(Saved entries)
:::::

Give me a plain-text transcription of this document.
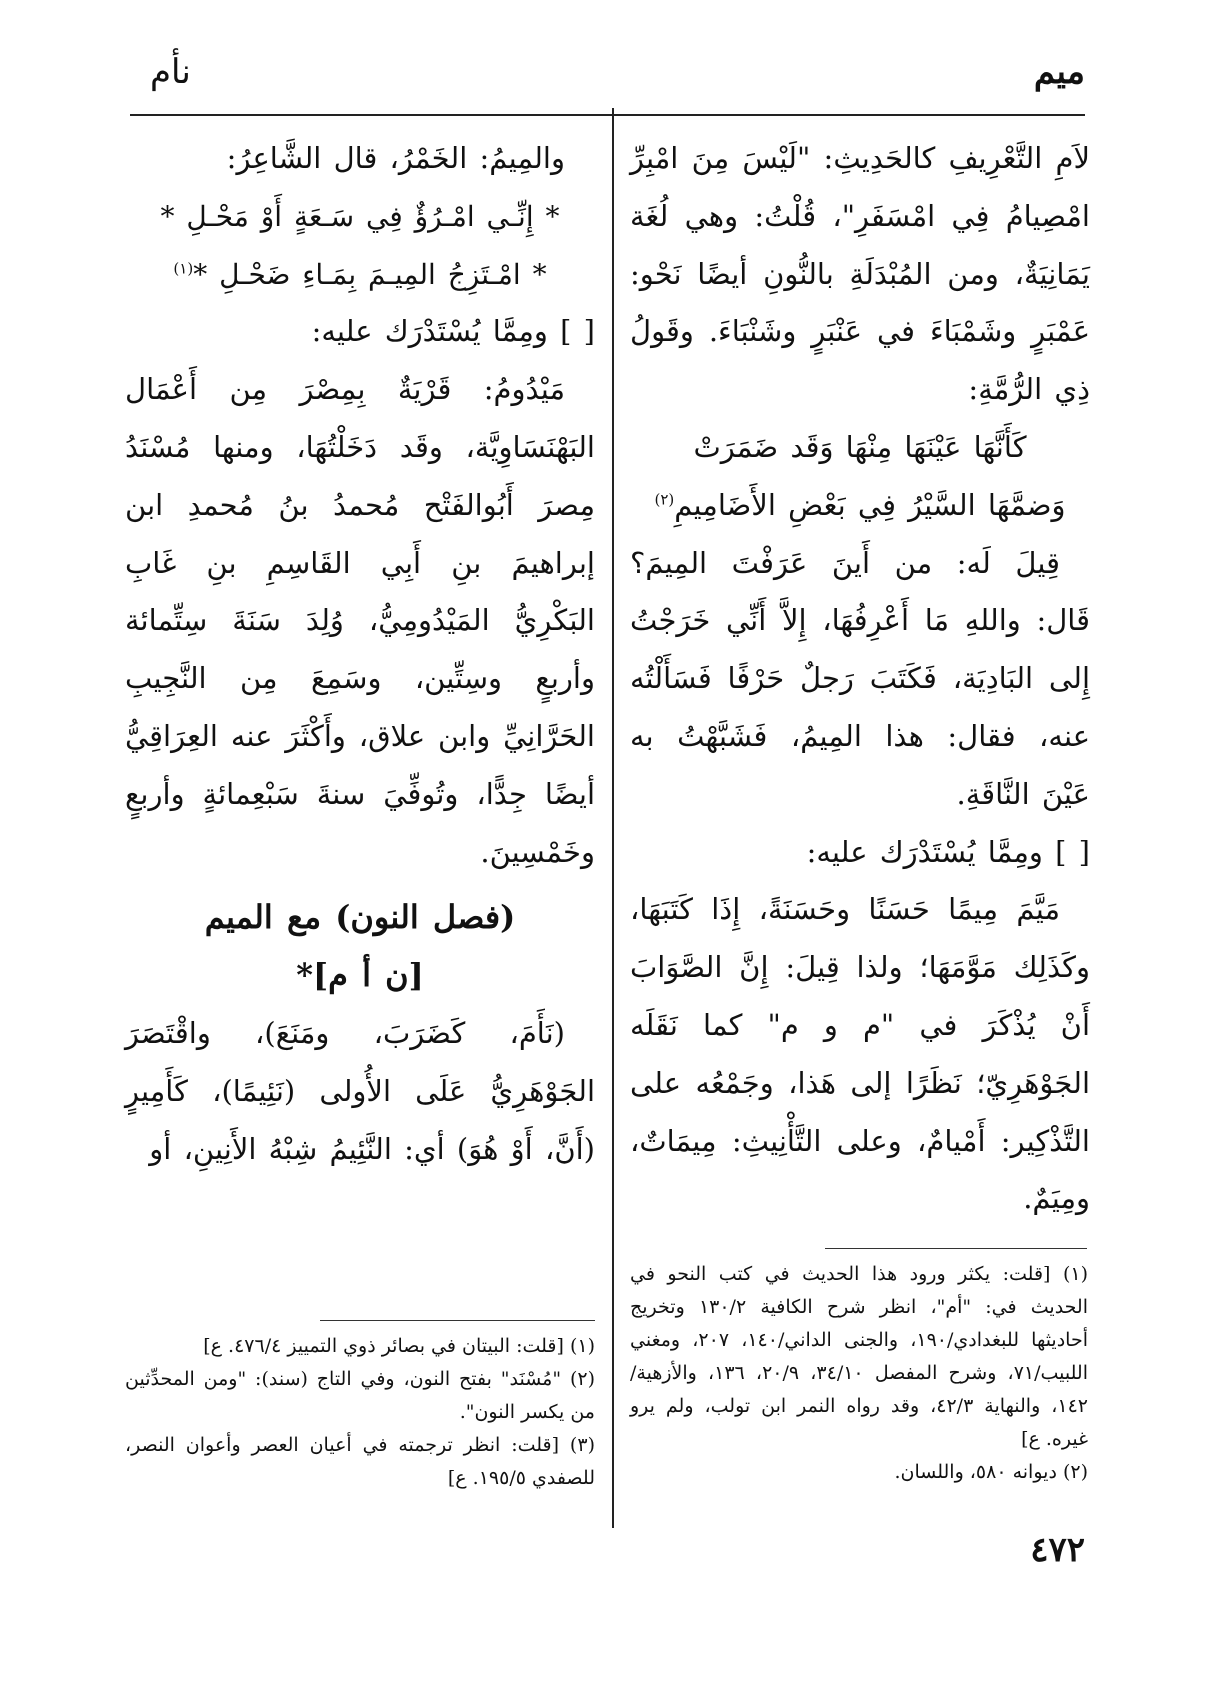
ميم
نأم

لاَمِ التَّعْرِيفِ كالحَدِيثِ: "لَيْسَ مِنَ امْبِرِّ امْصِيامُ فِي امْسَفَرِ"، قُلْتُ: وهي لُغَة يَمَانِيَةٌ، ومن المُبْدَلَةِ بالنُّونِ أيضًا نَحْو: عَمْبَرٍ وشَمْبَاءَ في عَنْبَرٍ وشَنْبَاءَ. وقَولُ ذِي الرُّمَّةِ:

كَأَنَّهَا عَيْنَهَا مِنْهَا وَقَد ضَمَرَتْ

وَضمَّهَا السَّيْرُ فِي بَعْضِ الأَضَامِيمِ$^{(٢)}$

قِيلَ لَه: من أَينَ عَرَفْتَ المِيمَ؟ قَال: واللهِ مَا أَعْرِفُهَا، إِلاَّ أَنِّي خَرَجْتُ إِلى البَادِيَة، فَكَتَبَ رَجلٌ حَرْفًا فَسَأَلْتُه عنه، فقال: هذا المِيمُ، فَشَبَّهْتُ به عَيْنَ النَّاقَةِ.

[ ] ومِمَّا يُسْتَدْرَك عليه:

مَيَّمَ مِيمًا حَسَنًا وحَسَنَةً، إِذَا كَتَبَهَا، وكَذَلِك مَوَّمَهَا؛ ولذا قِيلَ: إِنَّ الصَّوَابَ أَنْ يُذْكَرَ في "م و م" كما نَقَلَه الجَوْهَرِيّ؛ نَظَرًا إلى هَذا، وجَمْعُه على التَّذْكِير: أَمْيامٌ، وعلى التَّأْنِيثِ: مِيمَاتٌ، ومِيَمٌ.

والمِيمُ: الخَمْرُ، قال الشَّاعِرُ:

* إِنِّـي امْـرُؤٌ فِي سَـعَةٍ أَوْ مَحْـلِ *

* امْـتَزِجُ المِيـمَ بِمَـاءِ ضَحْـلِ *$^{(١)}$

[ ] ومِمَّا يُسْتَدْرَك عليه:

مَيْدُومُ: قَرْيَةٌ بِمِصْرَ مِن أَعْمَال البَهْنَسَاوِيَّة، وقَد دَخَلْتُهَا، ومنها مُسْنَدُ مِصرَ أَبُوالفَتْح مُحمدُ بنُ مُحمدِ ابن إبراهيمَ بنِ أَبِي القَاسِمِ بنِ غَابِ البَكْرِيُّ المَيْدُومِيُّ، وُلِدَ سَنَةَ سِتِّمائة وأربعٍ وسِتِّين، وسَمِعَ مِن النَّجِيبِ الحَرَّانِيِّ وابن علاق، وأَكْثَرَ عنه العِرَاقِيُّ أيضًا جِدًّا، وتُوفِّيَ سنةَ سَبْعِمائةٍ وأربعٍ وخَمْسِينَ.

(فصل النون) مع الميم

[ن أ م]*

(نَأَمَ، كَضَرَبَ، ومَنَعَ)، واقْتَصَرَ الجَوْهَرِيُّ عَلَى الأُولى (نَئِيمًا)، كَأَمِيرٍ (أَنَّ، أَوْ هُوَ) أي: النَّئِيمُ شِبْهُ الأَنِينِ، أو

(١) [قلت: يكثر ورود هذا الحديث في كتب النحو في الحديث في: "أم"، انظر شرح الكافية ١٣٠/٢ وتخريج أحاديثها للبغدادي/١٩٠، والجنى الداني/١٤٠، ٢٠٧، ومغني اللبيب/٧١، وشرح المفصل ٣٤/١٠، ٢٠/٩، ١٣٦، والأزهية/١٤٢، والنهاية ٤٢/٣، وقد رواه النمر ابن تولب، ولم يرو غيره. ع]

(٢) ديوانه ٥٨٠، واللسان.

(١) [قلت: البيتان في بصائر ذوي التمييز ٤٧٦/٤. ع]

(٢) "مُسْنَد" بفتح النون، وفي التاج (سند): "ومن المحدِّثين من يكسر النون".

(٣) [قلت: انظر ترجمته في أعيان العصر وأعوان النصر، للصفدي ١٩٥/٥. ع]

٤٧٢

:::::

Search the records for the word "انظر" and copy every line where it occurs.

(١) [قلت: يكثر ورود هذا الحديث في كتب النحو في الحديث في: "أم"، انظر شرح الكافية ١٣٠/٢ وتخريج أحاديثها للبغدادي/١٩٠، والجنى الداني/١٤٠، ٢٠٧، ومغني اللبيب/٧١، وشرح المفصل ٣٤/١٠، ٢٠/٩، ١٣٦، والأزهية/١٤٢، والنهاية ٤٢/٣، وقد رواه النمر ابن تولب، ولم يرو غيره. ع]
(٣) [قلت: انظر ترجمته في أعيان العصر وأعوان النصر، للصفدي ١٩٥/٥. ع]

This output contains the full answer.